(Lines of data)
+++++

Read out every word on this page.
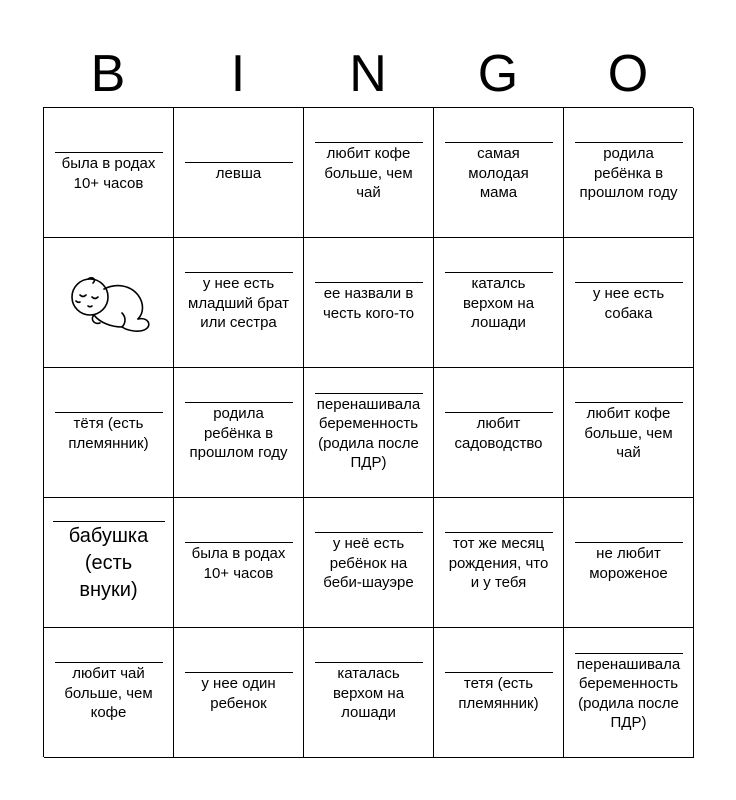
B	I	N	G	O
была в родах
10+ часов
левша
любит кофе
больше, чем
чай
самая
молодая
мама
родила
ребёнка в
прошлом году
у нее есть
младший брат
или сестра
ее назвали в
честь кого-то
каталсь
верхом на
лошади
у нее есть
собака
тётя (есть
племянник)
родила
ребёнка в
прошлом году
перенашивала
беременность
(родила после
ПДР)
любит
садоводство
любит кофе
больше, чем
чай
бабушка
(есть
внуки)
была в родах
10+ часов
у неё есть
ребёнок на
беби-шауэре
тот же месяц
рождения, что
и у тебя
не любит
мороженое
любит чай
больше, чем
кофе
у нее один
ребенок
каталась
верхом на
лошади
тетя (есть
племянник)
перенашивала
беременность
(родила после
ПДР)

+++++

WHAT TO PRODUCE
Copy out all lines where the word "любит" appears.

TASK SOLUTION
любит кофе
любит
любит кофе
не любит
любит чай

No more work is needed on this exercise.